STATED GOAL. In the listing below, find every line with the string "sheetname" and pull it out.

— START OF STORED RECORDS —

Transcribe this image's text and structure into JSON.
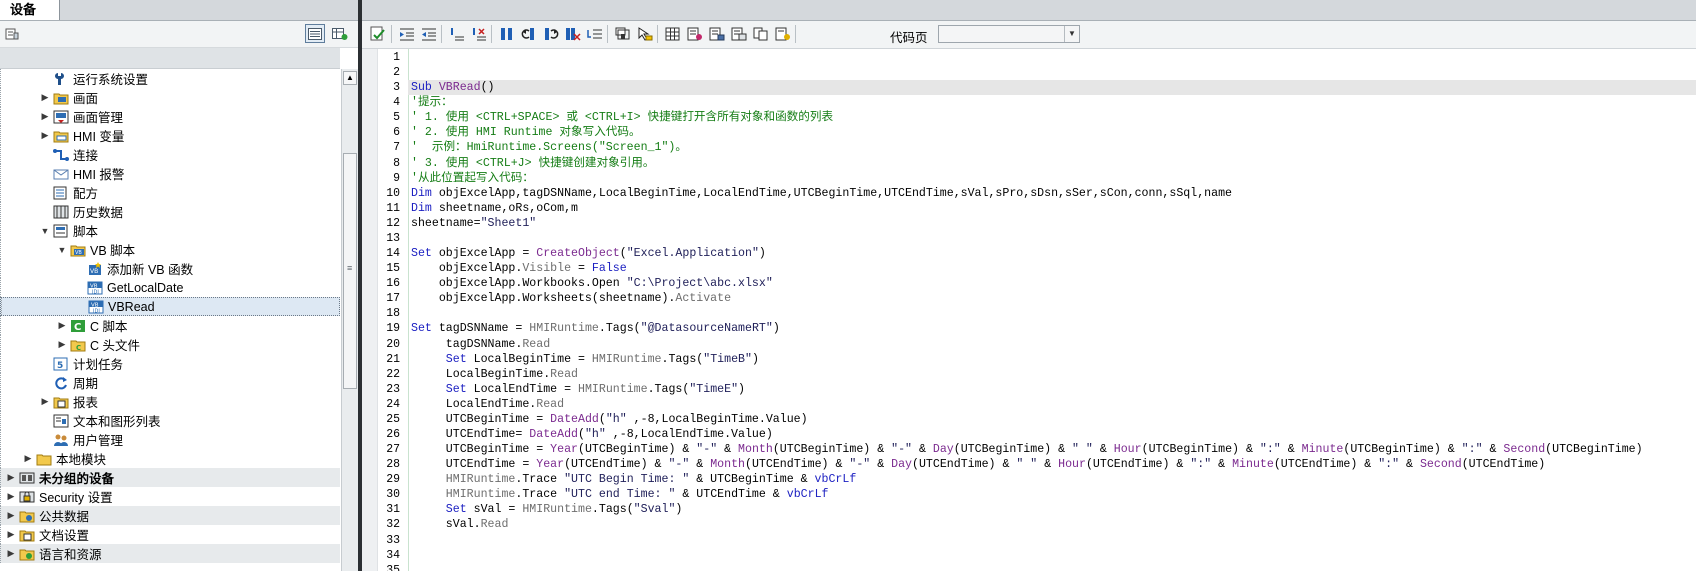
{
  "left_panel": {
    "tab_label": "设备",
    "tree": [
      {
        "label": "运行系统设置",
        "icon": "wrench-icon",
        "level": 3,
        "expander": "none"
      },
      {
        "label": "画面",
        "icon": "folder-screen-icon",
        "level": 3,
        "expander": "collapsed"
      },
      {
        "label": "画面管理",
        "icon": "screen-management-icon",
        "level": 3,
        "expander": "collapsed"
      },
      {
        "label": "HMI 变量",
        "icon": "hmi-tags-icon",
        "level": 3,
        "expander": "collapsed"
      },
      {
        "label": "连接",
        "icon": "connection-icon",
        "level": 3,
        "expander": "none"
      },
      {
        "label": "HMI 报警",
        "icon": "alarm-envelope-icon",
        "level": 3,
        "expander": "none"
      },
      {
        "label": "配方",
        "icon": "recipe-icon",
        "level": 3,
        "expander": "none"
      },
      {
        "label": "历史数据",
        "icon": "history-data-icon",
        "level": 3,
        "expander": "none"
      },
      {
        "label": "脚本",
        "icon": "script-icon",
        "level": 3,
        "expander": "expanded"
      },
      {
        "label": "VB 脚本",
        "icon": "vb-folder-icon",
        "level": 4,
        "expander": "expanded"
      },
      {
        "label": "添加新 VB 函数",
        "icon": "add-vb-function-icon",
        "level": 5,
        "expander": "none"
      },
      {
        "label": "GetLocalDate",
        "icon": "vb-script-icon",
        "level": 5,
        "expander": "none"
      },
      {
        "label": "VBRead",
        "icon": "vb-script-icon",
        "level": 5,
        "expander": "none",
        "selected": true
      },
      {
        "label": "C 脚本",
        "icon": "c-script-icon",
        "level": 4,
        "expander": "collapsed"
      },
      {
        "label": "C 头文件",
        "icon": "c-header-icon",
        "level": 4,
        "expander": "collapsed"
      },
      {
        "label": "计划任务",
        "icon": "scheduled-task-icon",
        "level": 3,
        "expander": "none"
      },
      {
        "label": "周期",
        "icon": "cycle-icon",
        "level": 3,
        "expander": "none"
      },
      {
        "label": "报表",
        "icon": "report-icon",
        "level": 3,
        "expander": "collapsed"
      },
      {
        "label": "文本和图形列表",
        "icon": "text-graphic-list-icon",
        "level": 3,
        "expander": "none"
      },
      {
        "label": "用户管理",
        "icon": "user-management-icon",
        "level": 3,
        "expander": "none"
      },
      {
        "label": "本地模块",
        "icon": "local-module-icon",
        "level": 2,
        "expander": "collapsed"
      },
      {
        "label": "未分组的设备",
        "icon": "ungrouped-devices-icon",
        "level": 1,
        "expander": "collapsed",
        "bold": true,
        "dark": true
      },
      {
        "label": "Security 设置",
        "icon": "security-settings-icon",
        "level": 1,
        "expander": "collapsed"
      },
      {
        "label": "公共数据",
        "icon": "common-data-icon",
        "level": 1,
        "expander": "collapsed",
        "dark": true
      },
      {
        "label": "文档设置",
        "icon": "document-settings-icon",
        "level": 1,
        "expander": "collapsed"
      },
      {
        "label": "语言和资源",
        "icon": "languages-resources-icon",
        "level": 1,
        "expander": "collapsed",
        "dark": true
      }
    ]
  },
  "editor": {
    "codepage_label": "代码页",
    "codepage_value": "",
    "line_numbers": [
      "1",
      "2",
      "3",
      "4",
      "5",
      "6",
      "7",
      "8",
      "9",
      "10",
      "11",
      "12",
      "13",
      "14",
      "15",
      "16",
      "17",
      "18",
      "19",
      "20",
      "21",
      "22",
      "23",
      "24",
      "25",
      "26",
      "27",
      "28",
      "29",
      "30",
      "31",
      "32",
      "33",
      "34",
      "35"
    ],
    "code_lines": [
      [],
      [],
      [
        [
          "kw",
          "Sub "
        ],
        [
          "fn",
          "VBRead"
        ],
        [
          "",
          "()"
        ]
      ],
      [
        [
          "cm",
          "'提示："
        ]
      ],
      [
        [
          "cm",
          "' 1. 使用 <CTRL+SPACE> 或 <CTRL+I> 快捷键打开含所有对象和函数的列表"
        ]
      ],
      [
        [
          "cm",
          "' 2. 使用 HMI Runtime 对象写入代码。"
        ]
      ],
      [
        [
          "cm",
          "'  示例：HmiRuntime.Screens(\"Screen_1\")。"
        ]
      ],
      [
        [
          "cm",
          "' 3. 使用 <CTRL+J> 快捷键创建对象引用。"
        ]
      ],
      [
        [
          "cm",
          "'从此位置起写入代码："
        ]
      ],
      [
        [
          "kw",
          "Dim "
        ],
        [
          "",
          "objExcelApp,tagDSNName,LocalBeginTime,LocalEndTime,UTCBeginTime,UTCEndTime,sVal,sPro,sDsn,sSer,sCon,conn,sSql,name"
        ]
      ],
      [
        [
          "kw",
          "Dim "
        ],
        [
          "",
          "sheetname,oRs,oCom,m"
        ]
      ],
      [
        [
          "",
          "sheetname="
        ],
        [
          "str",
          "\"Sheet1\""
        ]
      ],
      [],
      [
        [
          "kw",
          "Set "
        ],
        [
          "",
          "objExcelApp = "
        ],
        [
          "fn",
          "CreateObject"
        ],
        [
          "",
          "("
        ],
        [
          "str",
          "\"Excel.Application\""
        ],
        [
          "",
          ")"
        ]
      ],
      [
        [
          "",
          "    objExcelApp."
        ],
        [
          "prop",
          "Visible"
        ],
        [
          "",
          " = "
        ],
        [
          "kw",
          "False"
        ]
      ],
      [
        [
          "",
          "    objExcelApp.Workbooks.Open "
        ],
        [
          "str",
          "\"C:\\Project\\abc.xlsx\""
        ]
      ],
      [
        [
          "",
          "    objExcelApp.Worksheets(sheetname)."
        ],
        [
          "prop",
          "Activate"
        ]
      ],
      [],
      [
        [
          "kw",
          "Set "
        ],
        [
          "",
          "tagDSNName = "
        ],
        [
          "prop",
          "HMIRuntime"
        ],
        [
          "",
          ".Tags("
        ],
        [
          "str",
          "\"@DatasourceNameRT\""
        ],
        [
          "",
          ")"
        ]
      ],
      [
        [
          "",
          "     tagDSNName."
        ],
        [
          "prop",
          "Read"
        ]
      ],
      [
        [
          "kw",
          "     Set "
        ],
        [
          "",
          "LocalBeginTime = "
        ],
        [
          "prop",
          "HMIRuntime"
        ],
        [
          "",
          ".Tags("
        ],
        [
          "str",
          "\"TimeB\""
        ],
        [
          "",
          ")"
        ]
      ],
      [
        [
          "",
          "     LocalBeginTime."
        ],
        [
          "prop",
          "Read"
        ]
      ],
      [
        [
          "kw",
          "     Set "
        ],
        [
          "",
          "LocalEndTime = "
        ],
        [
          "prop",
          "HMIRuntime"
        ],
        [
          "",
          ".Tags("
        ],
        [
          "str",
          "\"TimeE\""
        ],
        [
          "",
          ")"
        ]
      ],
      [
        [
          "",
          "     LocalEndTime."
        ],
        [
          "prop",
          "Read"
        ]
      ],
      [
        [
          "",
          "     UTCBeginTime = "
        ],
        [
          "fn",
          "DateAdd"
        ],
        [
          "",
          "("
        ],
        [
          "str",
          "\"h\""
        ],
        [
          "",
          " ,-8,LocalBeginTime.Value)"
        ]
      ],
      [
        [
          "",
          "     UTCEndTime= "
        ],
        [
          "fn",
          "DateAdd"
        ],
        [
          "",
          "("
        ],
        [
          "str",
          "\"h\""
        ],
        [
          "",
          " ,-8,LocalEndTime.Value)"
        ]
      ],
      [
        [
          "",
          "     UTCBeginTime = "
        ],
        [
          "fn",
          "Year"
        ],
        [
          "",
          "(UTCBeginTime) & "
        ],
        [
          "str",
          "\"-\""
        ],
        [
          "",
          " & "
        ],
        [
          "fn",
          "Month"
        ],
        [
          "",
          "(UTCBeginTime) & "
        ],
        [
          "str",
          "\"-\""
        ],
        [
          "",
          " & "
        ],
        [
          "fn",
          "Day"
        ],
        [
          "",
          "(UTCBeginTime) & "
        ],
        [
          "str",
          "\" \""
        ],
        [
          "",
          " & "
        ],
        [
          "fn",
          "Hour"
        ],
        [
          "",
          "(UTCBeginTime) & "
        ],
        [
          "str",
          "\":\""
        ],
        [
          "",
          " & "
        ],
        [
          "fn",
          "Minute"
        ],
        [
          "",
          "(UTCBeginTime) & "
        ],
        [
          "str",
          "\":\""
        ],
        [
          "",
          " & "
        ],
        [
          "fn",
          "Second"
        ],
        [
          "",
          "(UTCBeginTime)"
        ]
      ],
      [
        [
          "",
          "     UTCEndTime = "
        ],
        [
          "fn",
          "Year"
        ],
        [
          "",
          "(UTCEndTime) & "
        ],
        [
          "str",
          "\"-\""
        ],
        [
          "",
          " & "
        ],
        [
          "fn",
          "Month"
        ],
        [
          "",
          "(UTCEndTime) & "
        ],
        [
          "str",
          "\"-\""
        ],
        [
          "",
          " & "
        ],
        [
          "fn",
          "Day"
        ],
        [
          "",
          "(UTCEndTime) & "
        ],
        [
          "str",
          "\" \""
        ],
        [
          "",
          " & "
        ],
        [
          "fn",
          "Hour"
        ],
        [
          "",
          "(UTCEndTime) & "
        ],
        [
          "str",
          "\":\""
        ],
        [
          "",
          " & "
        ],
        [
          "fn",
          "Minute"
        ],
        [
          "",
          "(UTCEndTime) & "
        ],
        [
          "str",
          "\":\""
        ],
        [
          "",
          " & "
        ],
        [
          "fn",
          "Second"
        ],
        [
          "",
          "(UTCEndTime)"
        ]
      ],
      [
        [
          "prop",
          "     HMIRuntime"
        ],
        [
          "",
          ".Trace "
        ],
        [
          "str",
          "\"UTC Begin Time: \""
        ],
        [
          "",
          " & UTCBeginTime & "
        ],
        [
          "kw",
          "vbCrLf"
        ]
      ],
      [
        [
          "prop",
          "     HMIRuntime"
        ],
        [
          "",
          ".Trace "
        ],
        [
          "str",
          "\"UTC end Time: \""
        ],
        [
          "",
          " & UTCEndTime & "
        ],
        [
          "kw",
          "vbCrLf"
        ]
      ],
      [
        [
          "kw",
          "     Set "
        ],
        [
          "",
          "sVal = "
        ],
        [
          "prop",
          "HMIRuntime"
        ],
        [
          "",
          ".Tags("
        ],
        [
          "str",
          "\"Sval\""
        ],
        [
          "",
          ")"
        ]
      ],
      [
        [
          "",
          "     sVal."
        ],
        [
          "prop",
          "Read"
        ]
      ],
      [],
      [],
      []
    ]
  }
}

— END OF STORED RECORDS —
— START OF STORED RECORDS —

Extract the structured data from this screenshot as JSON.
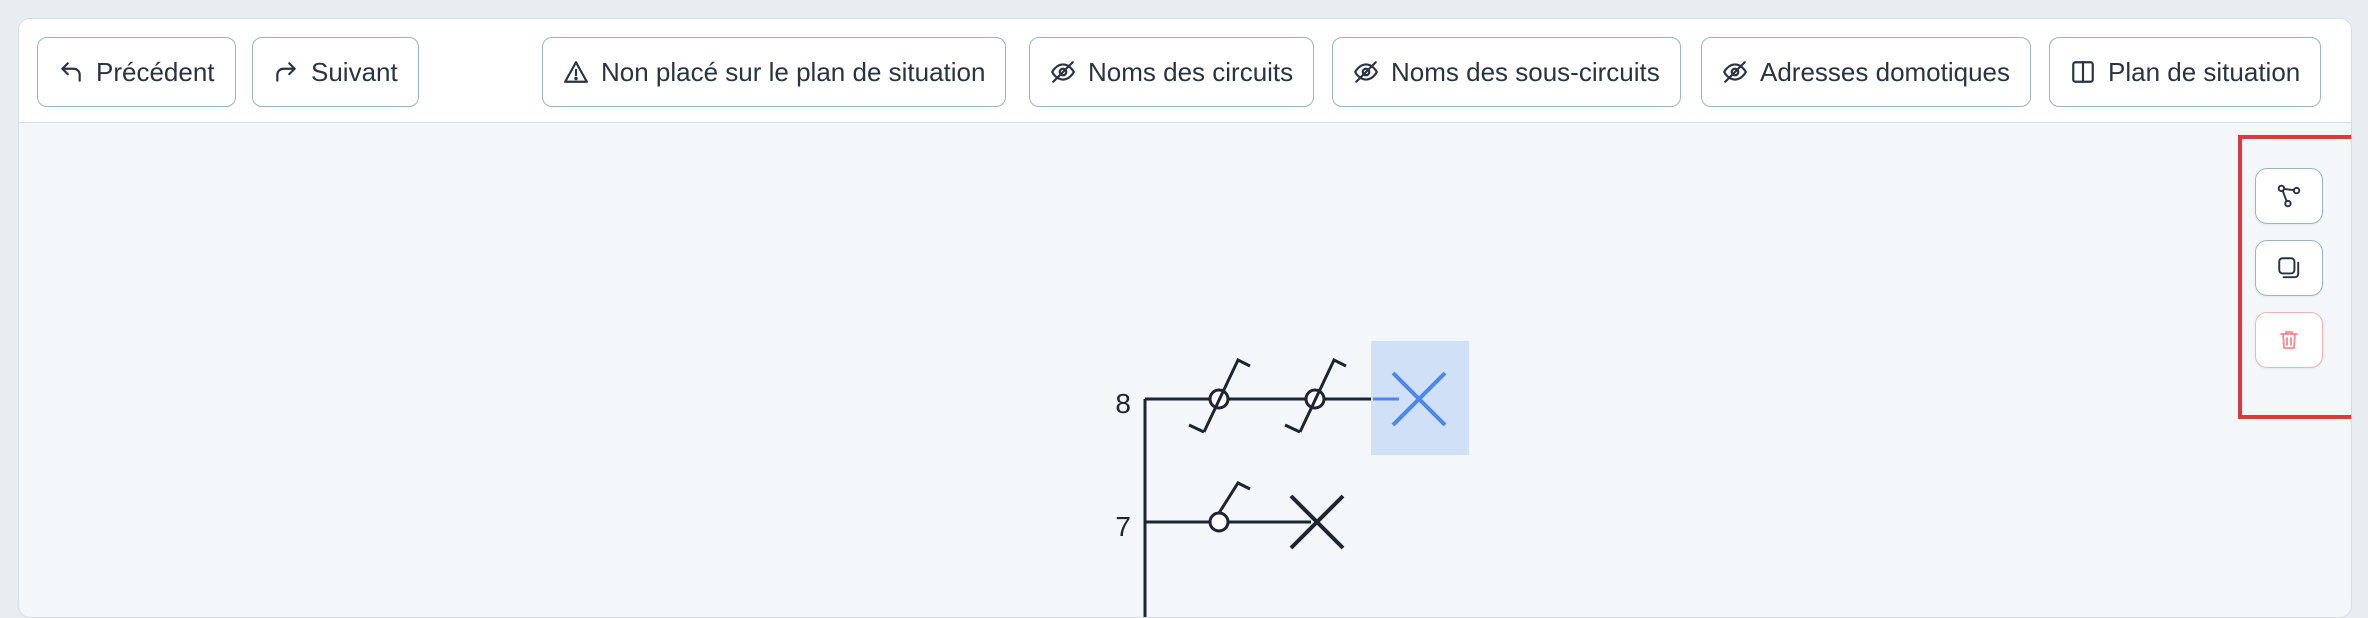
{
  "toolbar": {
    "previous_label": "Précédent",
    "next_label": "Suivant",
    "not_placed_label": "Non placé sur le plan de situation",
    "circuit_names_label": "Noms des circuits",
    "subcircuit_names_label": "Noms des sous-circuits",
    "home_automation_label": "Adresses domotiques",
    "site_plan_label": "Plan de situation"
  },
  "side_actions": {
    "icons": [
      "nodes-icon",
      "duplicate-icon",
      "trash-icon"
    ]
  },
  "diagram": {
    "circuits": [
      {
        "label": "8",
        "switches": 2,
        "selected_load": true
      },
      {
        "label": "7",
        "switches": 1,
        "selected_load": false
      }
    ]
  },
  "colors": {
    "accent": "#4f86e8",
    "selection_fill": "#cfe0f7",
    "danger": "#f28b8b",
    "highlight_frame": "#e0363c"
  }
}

— END OF STORED RECORDS —

EXPECTED ANSWER.
          "sheetname,oRs,oCom,m"
          "sheetname="
          "    objExcelApp.Worksheets(sheetname)."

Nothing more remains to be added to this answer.